» **TASK OBJECTIVE**
All entries must be repeated exactly; do not include the pictures.

» **TASK INPUT**
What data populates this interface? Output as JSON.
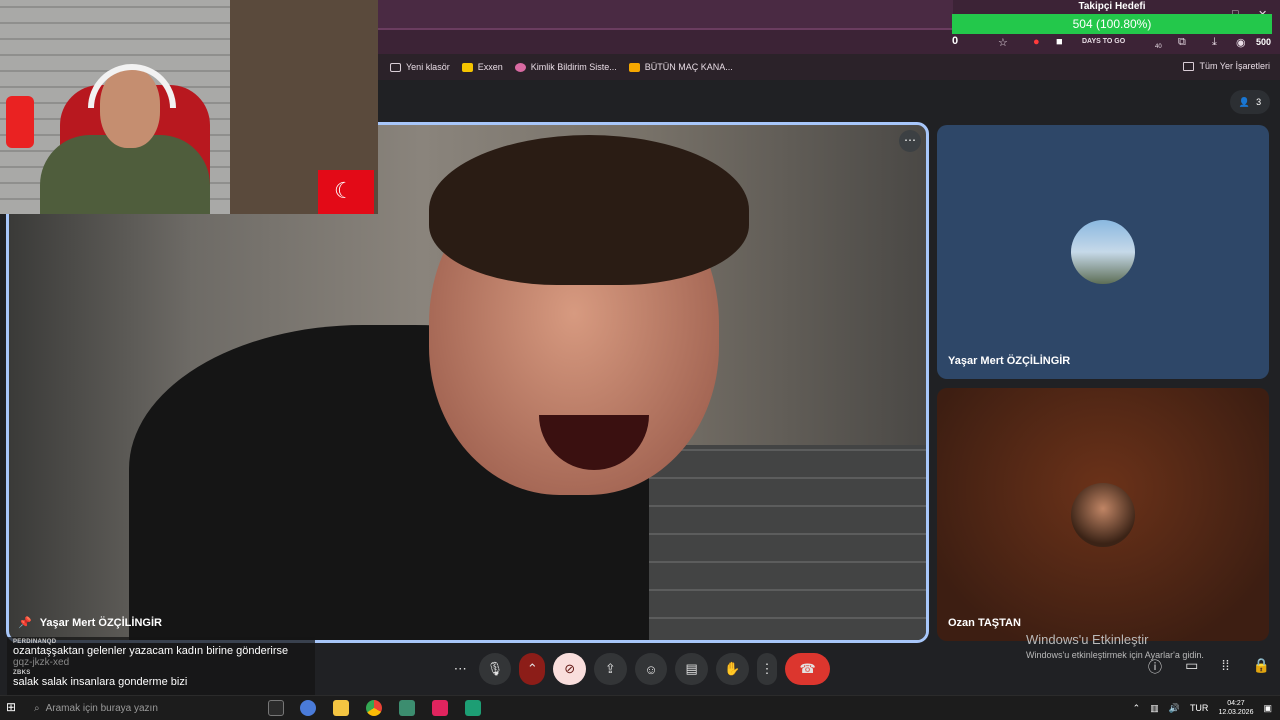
{
  "goal_widget": {
    "title": "Takipçi Hedefi",
    "bar_text": "504 (100.80%)",
    "current_count": "0",
    "max_count": "500",
    "accent_color": "#23c84b"
  },
  "browser": {
    "ext_label": "DAYS TO GO",
    "ext_badge": "40",
    "bookmarks": [
      {
        "label": "Yeni klasör",
        "icon": "folder-icon"
      },
      {
        "label": "Exxen",
        "icon": "exxen-icon"
      },
      {
        "label": "Kimlik Bildirim Siste...",
        "icon": "link-icon"
      },
      {
        "label": "BÜTÜN MAÇ KANA...",
        "icon": "jp-icon"
      }
    ],
    "all_bookmarks_label": "Tüm Yer İşaretleri"
  },
  "meeting": {
    "participant_count": "3",
    "main_speaker": "Yaşar Mert ÖZÇİLİNGİR",
    "tiles": [
      {
        "name": "Yaşar Mert ÖZÇİLİNGİR"
      },
      {
        "name": "Ozan TAŞTAN"
      }
    ]
  },
  "controls": {
    "icons": [
      "more-options-icon",
      "microphone-icon",
      "chevron-up-icon",
      "camera-off-icon",
      "present-screen-icon",
      "emoji-icon",
      "captions-icon",
      "raise-hand-icon",
      "more-vert-icon",
      "end-call-icon"
    ]
  },
  "activation": {
    "title": "Windows'u Etkinleştir",
    "subtitle": "Windows'u etkinleştirmek için Ayarlar'a gidin."
  },
  "chat": [
    {
      "user": "PERDINANQD",
      "message": "ozantaşşaktan gelenler yazacam kadın birine gönderirse"
    },
    {
      "user": "",
      "message": "gqz-jkzk-xed"
    },
    {
      "user": "ZBKS",
      "message": "salak salak insanlara gonderme bizi"
    }
  ],
  "taskbar": {
    "search_placeholder": "Aramak için buraya yazın",
    "language": "TUR",
    "time": "04:27",
    "date": "12.03.2026"
  }
}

» **TASK ANSWER**
What data populates this interface? Output as JSON.
{
  "goal_widget": {
    "title": "Takipçi Hedefi",
    "bar_text": "504 (100.80%)",
    "current_count": "0",
    "max_count": "500",
    "accent_color": "#23c84b"
  },
  "browser": {
    "ext_label": "DAYS TO GO",
    "ext_badge": "40",
    "bookmarks": [
      {
        "label": "Yeni klasör",
        "icon": "folder-icon"
      },
      {
        "label": "Exxen",
        "icon": "exxen-icon"
      },
      {
        "label": "Kimlik Bildirim Siste...",
        "icon": "link-icon"
      },
      {
        "label": "BÜTÜN MAÇ KANA...",
        "icon": "jp-icon"
      }
    ],
    "all_bookmarks_label": "Tüm Yer İşaretleri"
  },
  "meeting": {
    "participant_count": "3",
    "main_speaker": "Yaşar Mert ÖZÇİLİNGİR",
    "tiles": [
      {
        "name": "Yaşar Mert ÖZÇİLİNGİR"
      },
      {
        "name": "Ozan TAŞTAN"
      }
    ]
  },
  "controls": {
    "icons": [
      "more-options-icon",
      "microphone-icon",
      "chevron-up-icon",
      "camera-off-icon",
      "present-screen-icon",
      "emoji-icon",
      "captions-icon",
      "raise-hand-icon",
      "more-vert-icon",
      "end-call-icon"
    ]
  },
  "activation": {
    "title": "Windows'u Etkinleştir",
    "subtitle": "Windows'u etkinleştirmek için Ayarlar'a gidin."
  },
  "chat": [
    {
      "user": "PERDINANQD",
      "message": "ozantaşşaktan gelenler yazacam kadın birine gönderirse"
    },
    {
      "user": "",
      "message": "gqz-jkzk-xed"
    },
    {
      "user": "ZBKS",
      "message": "salak salak insanlara gonderme bizi"
    }
  ],
  "taskbar": {
    "search_placeholder": "Aramak için buraya yazın",
    "language": "TUR",
    "time": "04:27",
    "date": "12.03.2026"
  }
}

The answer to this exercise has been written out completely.